_Task directions_
Output as a JSON list of strings the rows from the line with "svg-text:RD/DB: RD/DB bbox=[850, 342, 900, 359]" to the line with "option merge: heavy/light", inclusive, one string per line with blank lines omitted.

Element boundary records
- - - -
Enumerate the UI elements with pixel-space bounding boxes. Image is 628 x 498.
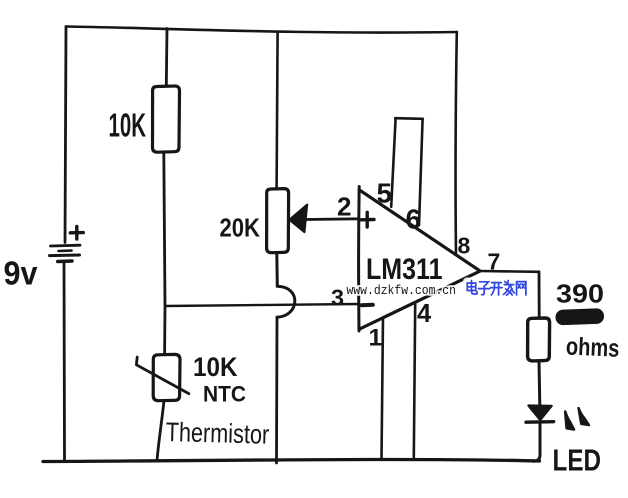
svg-text:3: 3 [331, 285, 344, 311]
svg-text:10K: 10K [193, 352, 238, 382]
svg-text:8: 8 [458, 233, 471, 259]
svg-text:4: 4 [417, 300, 432, 328]
svg-text:1: 1 [369, 325, 383, 352]
svg-text:20K: 20K [220, 212, 261, 242]
svg-text:www.dzkfw.com.cn: www.dzkfw.com.cn [347, 284, 457, 298]
svg-text:390: 390 [556, 281, 604, 309]
svg-text:6: 6 [406, 204, 422, 235]
svg-text:2: 2 [337, 192, 351, 222]
svg-text:LM311: LM311 [366, 253, 443, 286]
svg-text:7: 7 [488, 249, 501, 275]
svg-text:9v: 9v [4, 255, 39, 292]
svg-text:ohms: ohms [565, 333, 620, 363]
svg-text:Thermistor: Thermistor [165, 417, 269, 450]
svg-text:5: 5 [377, 178, 393, 209]
svg-text:LED: LED [553, 443, 602, 478]
svg-text:10K: 10K [109, 107, 147, 144]
svg-text:NTC: NTC [203, 382, 246, 407]
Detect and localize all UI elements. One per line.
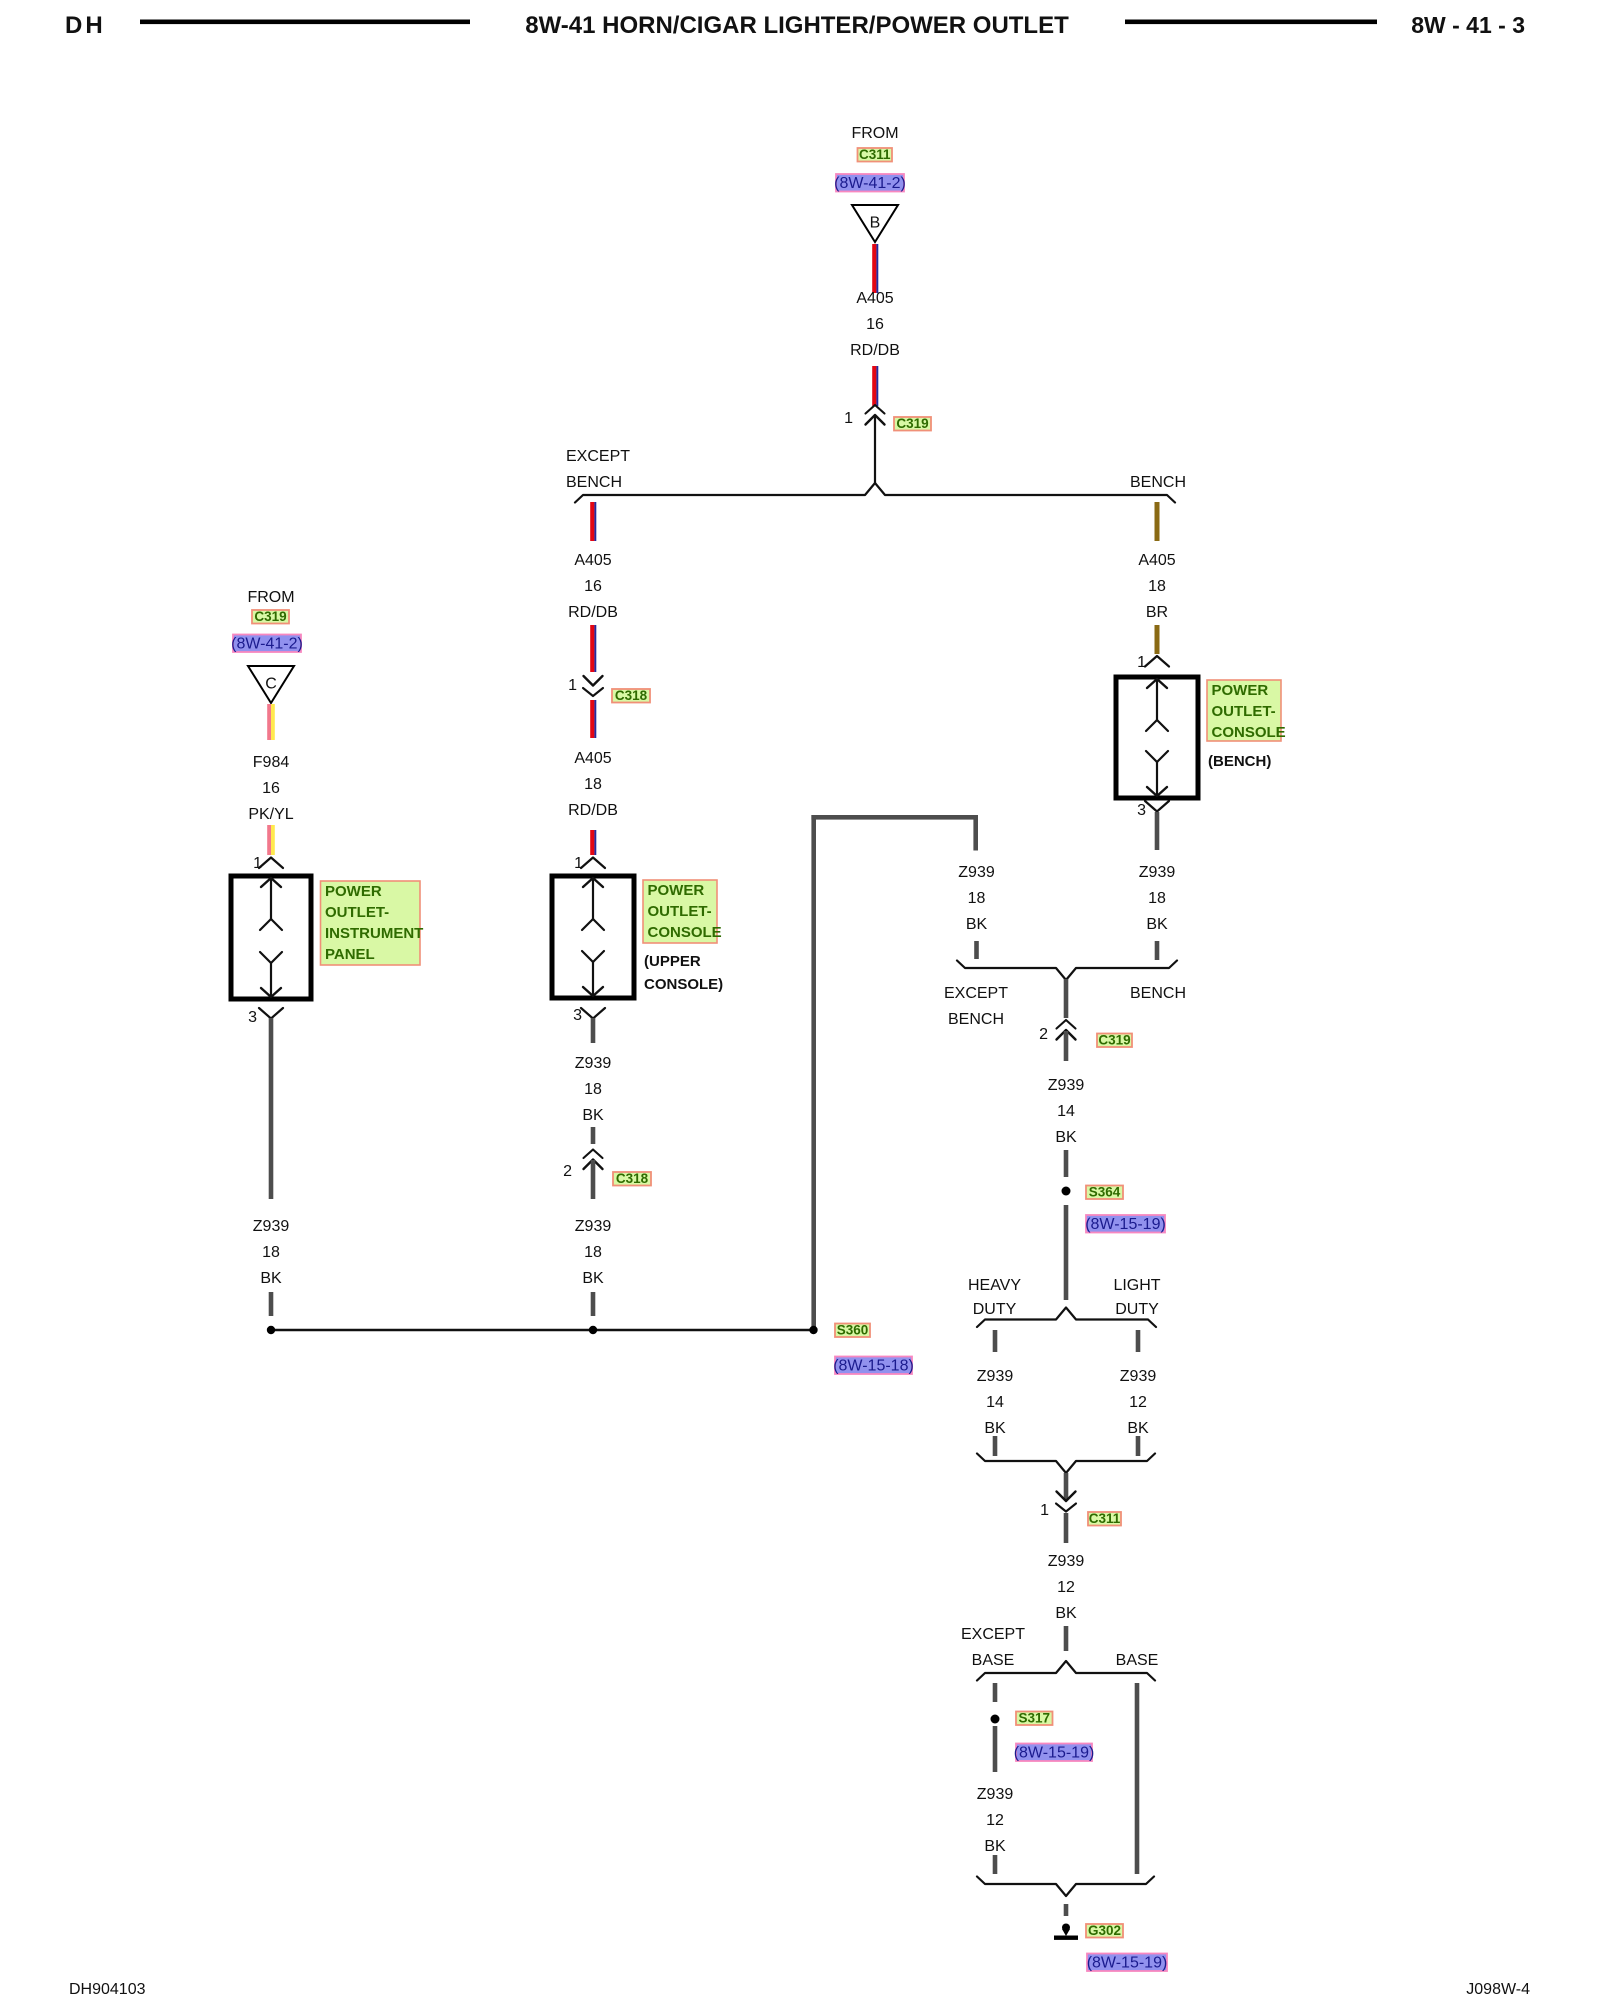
svg-text:RD/DB: RD/DB bbox=[850, 342, 900, 359]
wire Z939 12 BK stub (except base) bbox=[993, 1683, 998, 1702]
value label Z939 18 BK (instrument panel) bbox=[253, 1218, 290, 1287]
pin 1 terminal of power outlet-console (bench) bbox=[1145, 656, 1169, 667]
wire A405 18 RD/DB into power outlet console bbox=[590, 830, 596, 855]
option merge: heavy/light duty bbox=[977, 1454, 1155, 1474]
wire Z939 18 BK elbow from S360 bus to merge (except bench) bbox=[811, 815, 978, 1330]
wire A405 18 BR into power outlet-console (bench) bbox=[1155, 625, 1160, 654]
svg-text:BASE: BASE bbox=[972, 1652, 1015, 1669]
svg-text:14: 14 bbox=[1057, 1103, 1075, 1120]
svg-text:(8W-41-2): (8W-41-2) bbox=[834, 175, 906, 192]
svg-text:S317: S317 bbox=[1018, 1711, 1050, 1726]
value label Z939 12 BK (light duty) bbox=[1120, 1368, 1157, 1437]
wire Z939 18 BK stub into merge (except bench) bbox=[974, 941, 979, 959]
wire Z939 BK stub into ground G302 bbox=[1064, 1904, 1069, 1916]
svg-text:BASE: BASE bbox=[1116, 1652, 1159, 1669]
svg-text:POWER: POWER bbox=[325, 883, 382, 900]
component label POWER OUTLET-INSTRUMENT PANEL bbox=[321, 881, 424, 965]
svg-text:16: 16 bbox=[262, 780, 280, 797]
connector label C319 (left feed) bbox=[252, 609, 289, 624]
svg-text:1: 1 bbox=[844, 410, 853, 427]
svg-text:BK: BK bbox=[966, 916, 988, 933]
value label Z939 12 BK bbox=[1048, 1553, 1085, 1622]
svg-text:18: 18 bbox=[968, 890, 986, 907]
power outlet-instrument panel U1 bbox=[231, 876, 311, 999]
value label Z939 14 BK (heavy duty) bbox=[977, 1368, 1014, 1437]
svg-text:LIGHT: LIGHT bbox=[1113, 1277, 1160, 1294]
svg-text:B: B bbox=[870, 215, 881, 232]
svg-text:POWER: POWER bbox=[648, 882, 705, 899]
svg-text:C: C bbox=[265, 676, 277, 693]
svg-text:BK: BK bbox=[1146, 916, 1168, 933]
svg-text:8W - 41 - 3: 8W - 41 - 3 bbox=[1411, 12, 1525, 38]
value label F984 16 PK/YL bbox=[248, 754, 293, 823]
wire Z939 14 BK stub (heavy duty) bbox=[993, 1330, 998, 1352]
wire F984 16 PK/YL into power outlet-instrument panel bbox=[267, 825, 275, 855]
page header bbox=[65, 12, 1525, 39]
splice label S364 bbox=[1086, 1185, 1123, 1200]
svg-text:(8W-15-18): (8W-15-18) bbox=[833, 1358, 914, 1375]
connector label C318 (lower) bbox=[613, 1171, 651, 1186]
node FROM C311 heading bbox=[851, 125, 898, 142]
svg-text:EXCEPT: EXCEPT bbox=[944, 985, 1008, 1002]
svg-text:2: 2 bbox=[563, 1163, 572, 1180]
wire Z939 18 BK below power outlet-console (bench) bbox=[1155, 812, 1160, 850]
off-page connector B (from C311) bbox=[852, 205, 898, 242]
wire Z939 14 BK into splice S364 bbox=[1064, 1150, 1069, 1177]
svg-text:EXCEPT: EXCEPT bbox=[566, 448, 630, 465]
svg-text:BK: BK bbox=[1127, 1420, 1149, 1437]
svg-text:16: 16 bbox=[584, 578, 602, 595]
svg-text:A405: A405 bbox=[574, 552, 611, 569]
svg-text:Z939: Z939 bbox=[1139, 864, 1176, 881]
off-page connector C (from C319) bbox=[248, 666, 294, 703]
svg-text:18: 18 bbox=[584, 1244, 602, 1261]
svg-text:C319: C319 bbox=[254, 609, 286, 624]
pin 3 terminal of power outlet-console (upper) bbox=[581, 1008, 605, 1019]
connector C319 pin 1 (inline) bbox=[866, 405, 885, 425]
svg-text:S360: S360 bbox=[837, 1323, 869, 1338]
connector C311 pin 1 (inline) bbox=[1056, 1492, 1076, 1512]
wire from C319 to option split bbox=[874, 415, 876, 484]
reference label (8W-15-19) for G302 bbox=[1087, 1954, 1168, 1972]
svg-text:A405: A405 bbox=[856, 290, 893, 307]
svg-text:2: 2 bbox=[1039, 1026, 1048, 1043]
wire Z939 14 BK below C319 bbox=[1064, 1031, 1069, 1061]
svg-text:Z939: Z939 bbox=[958, 864, 995, 881]
svg-text:Z939: Z939 bbox=[977, 1368, 1014, 1385]
svg-text:BENCH: BENCH bbox=[566, 474, 622, 491]
value label Z939 14 BK bbox=[1048, 1077, 1085, 1146]
svg-text:1: 1 bbox=[568, 677, 577, 694]
svg-text:C311: C311 bbox=[1089, 1511, 1121, 1526]
svg-text:DUTY: DUTY bbox=[973, 1301, 1017, 1318]
svg-text:12: 12 bbox=[1129, 1394, 1147, 1411]
svg-text:BENCH: BENCH bbox=[1130, 985, 1186, 1002]
power outlet-console (bench) U3 bbox=[1116, 677, 1198, 798]
option label BENCH (right branch) bbox=[1130, 474, 1186, 491]
svg-text:HEAVY: HEAVY bbox=[968, 1277, 1021, 1294]
wire Z939 12 BK below S317 bbox=[993, 1726, 998, 1772]
svg-text:G302: G302 bbox=[1088, 1923, 1121, 1938]
svg-text:BR: BR bbox=[1146, 604, 1168, 621]
svg-text:Z939: Z939 bbox=[977, 1786, 1014, 1803]
reference label (8W-15-19) for S364 bbox=[1085, 1215, 1166, 1233]
svg-text:(8W-41-2): (8W-41-2) bbox=[231, 636, 303, 653]
svg-text:BK: BK bbox=[260, 1270, 282, 1287]
svg-text:1: 1 bbox=[574, 855, 583, 872]
svg-text:BK: BK bbox=[582, 1270, 604, 1287]
connector label C319 (top) bbox=[894, 416, 931, 431]
option split: EXCEPT BASE / BASE bbox=[977, 1661, 1155, 1681]
svg-text:Z939: Z939 bbox=[1048, 1553, 1085, 1570]
wire Z939 12 BK stub (light duty) bbox=[1136, 1330, 1141, 1352]
connector C318 pin 1 (inline) bbox=[583, 676, 603, 696]
svg-text:BK: BK bbox=[984, 1420, 1006, 1437]
svg-text:CONSOLE: CONSOLE bbox=[648, 924, 722, 941]
ground label G302 bbox=[1086, 1923, 1123, 1938]
wire Z939 18 BK below power outlet-instrument panel bbox=[269, 1018, 274, 1199]
svg-text:1: 1 bbox=[1040, 1502, 1049, 1519]
svg-text:(8W-15-19): (8W-15-19) bbox=[1087, 1955, 1168, 1972]
wire Z939 18 BK stub into merge (bench) bbox=[1155, 941, 1160, 960]
wire Z939 12 BK (base) long run bbox=[1135, 1683, 1140, 1874]
reference label (8W-41-2) for C319 bbox=[231, 635, 303, 653]
svg-text:F984: F984 bbox=[253, 754, 290, 771]
pin 1 terminal of power outlet-console (upper) bbox=[581, 858, 605, 869]
svg-text:18: 18 bbox=[1148, 890, 1166, 907]
svg-text:BK: BK bbox=[1055, 1605, 1077, 1622]
svg-text:BENCH: BENCH bbox=[1130, 474, 1186, 491]
svg-text:C318: C318 bbox=[616, 1171, 649, 1186]
option label EXCEPT BENCH (left branch) bbox=[566, 448, 630, 491]
svg-text:PK/YL: PK/YL bbox=[248, 806, 293, 823]
svg-text:CONSOLE): CONSOLE) bbox=[644, 976, 723, 993]
value label A405 18 BR bbox=[1138, 552, 1175, 621]
svg-text:A405: A405 bbox=[1138, 552, 1175, 569]
svg-text:18: 18 bbox=[1148, 578, 1166, 595]
wire Z939 18 BK below power outlet-console (upper) bbox=[591, 1018, 596, 1043]
value label Z939 18 BK (except bench) bbox=[958, 864, 995, 933]
wire A405 16 RD/DB left branch (from split) bbox=[590, 502, 596, 541]
svg-text:BK: BK bbox=[984, 1838, 1006, 1855]
svg-text:PANEL: PANEL bbox=[325, 946, 375, 963]
svg-text:C319: C319 bbox=[1098, 1033, 1130, 1048]
svg-text:DUTY: DUTY bbox=[1115, 1301, 1159, 1318]
reference label (8W-15-18) for S360 bbox=[833, 1357, 914, 1375]
value label A405 18 RD/DB bbox=[568, 750, 618, 819]
option label BENCH (merge) bbox=[1130, 985, 1186, 1002]
wire Z939 18 BK stub into S360 bbox=[591, 1292, 596, 1316]
value label Z939 18 BK (to S360, center) bbox=[575, 1218, 612, 1287]
option merge: to ground G302 bbox=[977, 1877, 1154, 1897]
svg-text:14: 14 bbox=[986, 1394, 1004, 1411]
svg-text:OUTLET-: OUTLET- bbox=[1212, 703, 1276, 720]
option label EXCEPT BASE bbox=[961, 1626, 1025, 1669]
svg-text:J098W-4: J098W-4 bbox=[1466, 1981, 1530, 1998]
wire Z939 12 BK stub into merge (light duty) bbox=[1136, 1436, 1141, 1456]
splice S360 junction dot (center) bbox=[589, 1326, 597, 1334]
connector C319 pin 2 (inline) bbox=[1057, 1020, 1076, 1040]
svg-text:OUTLET-: OUTLET- bbox=[325, 904, 389, 921]
value label A405 16 RD/DB (top) bbox=[850, 290, 900, 359]
svg-text:(8W-15-19): (8W-15-19) bbox=[1085, 1216, 1166, 1233]
connector label C311 (top feed) bbox=[858, 147, 893, 162]
wire Z939 14 BK from S364 to duty split bbox=[1064, 1205, 1069, 1300]
svg-text:INSTRUMENT: INSTRUMENT bbox=[325, 925, 423, 942]
value label Z939 12 BK (except base) bbox=[977, 1786, 1014, 1855]
svg-text:BENCH: BENCH bbox=[948, 1011, 1004, 1028]
svg-text:RD/DB: RD/DB bbox=[568, 802, 618, 819]
splice S360 bus wire bbox=[271, 1329, 814, 1331]
svg-text:1: 1 bbox=[253, 855, 262, 872]
svg-text:3: 3 bbox=[248, 1009, 257, 1026]
svg-text:1: 1 bbox=[1137, 654, 1146, 671]
wire Z939 BK from merge into C319 pin 2 bbox=[1064, 979, 1069, 1018]
component label POWER OUTLET-CONSOLE (bench) bbox=[1207, 680, 1286, 741]
wire Z939 18 BK stub into S360 bbox=[269, 1292, 274, 1316]
connector C318 pin 2 (inline) bbox=[584, 1150, 603, 1170]
svg-text:18: 18 bbox=[262, 1244, 280, 1261]
wire Z939 14 BK stub into merge (heavy duty) bbox=[993, 1436, 998, 1456]
value label Z939 18 BK (upper console) bbox=[575, 1055, 612, 1124]
svg-text:DH: DH bbox=[65, 12, 106, 39]
splice S317 junction dot bbox=[991, 1715, 1000, 1724]
option label HEAVY DUTY bbox=[968, 1277, 1021, 1318]
wire Z939 12 BK stub into ground merge (except base) bbox=[993, 1855, 998, 1874]
component label POWER OUTLET-CONSOLE (upper) bbox=[643, 880, 722, 943]
splice S360 junction dot (left) bbox=[267, 1326, 275, 1334]
svg-text:CONSOLE: CONSOLE bbox=[1212, 724, 1286, 741]
svg-text:3: 3 bbox=[573, 1007, 582, 1024]
option label EXCEPT BENCH (merge) bbox=[944, 985, 1008, 1028]
svg-text:12: 12 bbox=[1057, 1579, 1075, 1596]
svg-text:S364: S364 bbox=[1089, 1185, 1121, 1200]
page footer bbox=[69, 1981, 1530, 1998]
wire A405 16 RD/DB into C319 (lower segment) bbox=[872, 366, 878, 406]
svg-text:8W-41 HORN/CIGAR LIGHTER/POWER: 8W-41 HORN/CIGAR LIGHTER/POWER OUTLET bbox=[525, 12, 1069, 39]
value label A405 16 RD/DB (left branch) bbox=[568, 552, 618, 621]
svg-text:18: 18 bbox=[584, 1081, 602, 1098]
option split: HEAVY DUTY / LIGHT DUTY bbox=[977, 1308, 1156, 1328]
option split: EXCEPT BENCH / BENCH bbox=[575, 483, 1175, 503]
component sublabel (UPPER CONSOLE) bbox=[644, 953, 723, 993]
connector label C319 (lower) bbox=[1097, 1033, 1132, 1048]
wire Z939 12 BK into base split bbox=[1064, 1626, 1069, 1651]
reference label (8W-41-2) for C311 bbox=[834, 174, 906, 192]
wire Z939 BK from merge into C311 pin 1 bbox=[1064, 1473, 1069, 1500]
wire Z939 18 BK into C318 pin 2 bbox=[591, 1127, 596, 1144]
svg-text:C318: C318 bbox=[615, 688, 648, 703]
svg-text:3: 3 bbox=[1137, 802, 1146, 819]
value label Z939 18 BK (bench) bbox=[1139, 864, 1176, 933]
wire A405 16 RD/DB into C318 bbox=[590, 625, 596, 672]
svg-text:FROM: FROM bbox=[247, 589, 294, 606]
wire A405 18 RD/DB below C318 bbox=[590, 700, 596, 738]
pin 3 terminal of power outlet-instrument panel bbox=[259, 1008, 283, 1019]
svg-text:A405: A405 bbox=[574, 750, 611, 767]
svg-text:EXCEPT: EXCEPT bbox=[961, 1626, 1025, 1643]
connector label C318 (upper) bbox=[612, 688, 650, 703]
svg-text:C319: C319 bbox=[896, 416, 928, 431]
wire Z939 18 BK below C318 bbox=[591, 1160, 596, 1199]
svg-text:POWER: POWER bbox=[1212, 682, 1269, 699]
svg-text:BK: BK bbox=[1055, 1129, 1077, 1146]
svg-text:C311: C311 bbox=[859, 147, 891, 162]
splice S364 junction dot bbox=[1062, 1187, 1071, 1196]
svg-text:FROM: FROM bbox=[851, 125, 898, 142]
wire F984 16 PK/YL upper segment bbox=[267, 704, 275, 740]
splice label S360 bbox=[835, 1323, 870, 1338]
option label LIGHT DUTY bbox=[1113, 1277, 1160, 1318]
svg-text:Z939: Z939 bbox=[1048, 1077, 1085, 1094]
svg-text:(UPPER: (UPPER bbox=[644, 953, 701, 970]
reference label (8W-15-19) for S317 bbox=[1014, 1744, 1095, 1762]
pin 1 terminal of power outlet-instrument panel bbox=[259, 858, 283, 869]
ground G302 symbol bbox=[1054, 1924, 1078, 1940]
option merge: EXCEPT BENCH / BENCH bbox=[957, 961, 1177, 981]
svg-text:Z939: Z939 bbox=[575, 1218, 612, 1235]
option label BASE bbox=[1116, 1652, 1159, 1669]
connector label C311 (lower) bbox=[1088, 1511, 1121, 1526]
svg-text:12: 12 bbox=[986, 1812, 1004, 1829]
pin 3 terminal of power outlet-console (bench) bbox=[1145, 801, 1169, 812]
power outlet-console (upper console) U2 bbox=[552, 876, 634, 998]
wire Z939 12 BK below C311 bbox=[1064, 1513, 1069, 1543]
splice label S317 bbox=[1016, 1711, 1053, 1726]
wire A405 16 RD/DB from connector B (upper segment) bbox=[872, 244, 878, 293]
svg-text:Z939: Z939 bbox=[253, 1218, 290, 1235]
svg-text:16: 16 bbox=[866, 316, 884, 333]
svg-text:BK: BK bbox=[582, 1107, 604, 1124]
svg-text:Z939: Z939 bbox=[575, 1055, 612, 1072]
svg-text:DH904103: DH904103 bbox=[69, 1981, 146, 1998]
svg-text:(8W-15-19): (8W-15-19) bbox=[1014, 1745, 1095, 1762]
svg-text:(BENCH): (BENCH) bbox=[1208, 753, 1271, 770]
splice S360 junction dot (right) bbox=[809, 1326, 817, 1334]
svg-text:Z939: Z939 bbox=[1120, 1368, 1157, 1385]
wire A405 18 BR right branch (from split) bbox=[1155, 502, 1160, 541]
svg-text:18: 18 bbox=[584, 776, 602, 793]
svg-text:OUTLET-: OUTLET- bbox=[648, 903, 712, 920]
svg-text:RD/DB: RD/DB bbox=[568, 604, 618, 621]
component sublabel (BENCH) bbox=[1208, 753, 1271, 770]
node FROM C319 heading bbox=[247, 589, 294, 606]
- - - -
_Answer_
[
  "svg-text:RD/DB: RD/DB bbox=[850, 342, 900, 359]",
  "wire Z939 12 BK stub (except base) bbox=[993, 1683, 998, 1702]",
  "value label Z939 18 BK (instrument panel) bbox=[253, 1218, 290, 1287]",
  "pin 1 terminal of power outlet-console (bench) bbox=[1145, 656, 1169, 667]",
  "wire A405 18 RD/DB into power outlet console bbox=[590, 830, 596, 855]",
  "option merge: heavy/light duty bbox=[977, 1454, 1155, 1474]"
]